WHAT YOU HAVE TO DO: All of the material should be reproduced exactly, with pictures left out.

TASK MATERIAL:
-------------------------
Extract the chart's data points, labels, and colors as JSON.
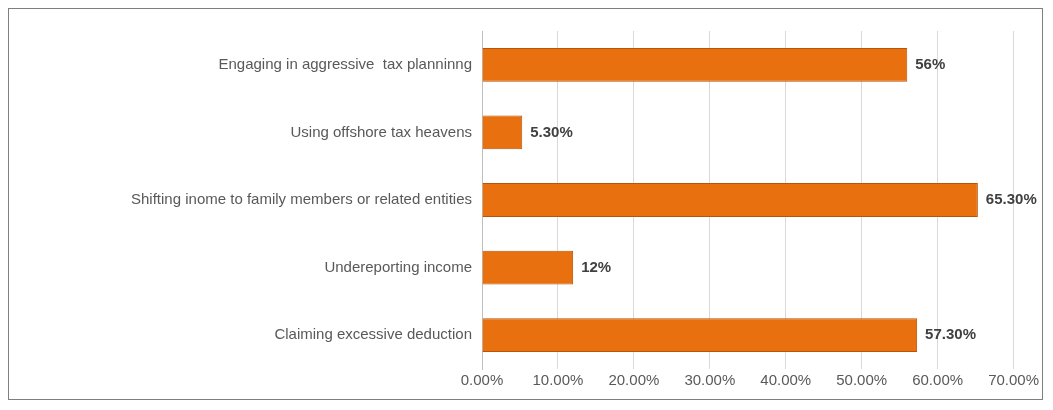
{
  "chart_data": {
    "type": "bar",
    "orientation": "horizontal",
    "categories": [
      "Engaging in aggressive  tax planninng",
      "Using offshore tax heavens",
      "Shifting inome to family members or related entities",
      "Undereporting income",
      "Claiming excessive deduction"
    ],
    "values": [
      56,
      5.3,
      65.3,
      12,
      57.3
    ],
    "value_labels": [
      "56%",
      "5.30%",
      "65.30%",
      "12%",
      "57.30%"
    ],
    "color": "#e8700f",
    "xlim": [
      0,
      70
    ],
    "xticks": [
      {
        "value": 0,
        "label": "0.00%"
      },
      {
        "value": 10,
        "label": "10.00%"
      },
      {
        "value": 20,
        "label": "20.00%"
      },
      {
        "value": 30,
        "label": "30.00%"
      },
      {
        "value": 40,
        "label": "40.00%"
      },
      {
        "value": 50,
        "label": "50.00%"
      },
      {
        "value": 60,
        "label": "60.00%"
      },
      {
        "value": 70,
        "label": "70.00%"
      }
    ],
    "grid": "x",
    "legend": false
  }
}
-------------------------
RESPONSE TO THE TASK:
Extract the chart's data points, labels, and colors as JSON.
{
  "chart_data": {
    "type": "bar",
    "orientation": "horizontal",
    "categories": [
      "Engaging in aggressive  tax planninng",
      "Using offshore tax heavens",
      "Shifting inome to family members or related entities",
      "Undereporting income",
      "Claiming excessive deduction"
    ],
    "values": [
      56,
      5.3,
      65.3,
      12,
      57.3
    ],
    "value_labels": [
      "56%",
      "5.30%",
      "65.30%",
      "12%",
      "57.30%"
    ],
    "color": "#e8700f",
    "xlim": [
      0,
      70
    ],
    "xticks": [
      {
        "value": 0,
        "label": "0.00%"
      },
      {
        "value": 10,
        "label": "10.00%"
      },
      {
        "value": 20,
        "label": "20.00%"
      },
      {
        "value": 30,
        "label": "30.00%"
      },
      {
        "value": 40,
        "label": "40.00%"
      },
      {
        "value": 50,
        "label": "50.00%"
      },
      {
        "value": 60,
        "label": "60.00%"
      },
      {
        "value": 70,
        "label": "70.00%"
      }
    ],
    "grid": "x",
    "legend": false
  }
}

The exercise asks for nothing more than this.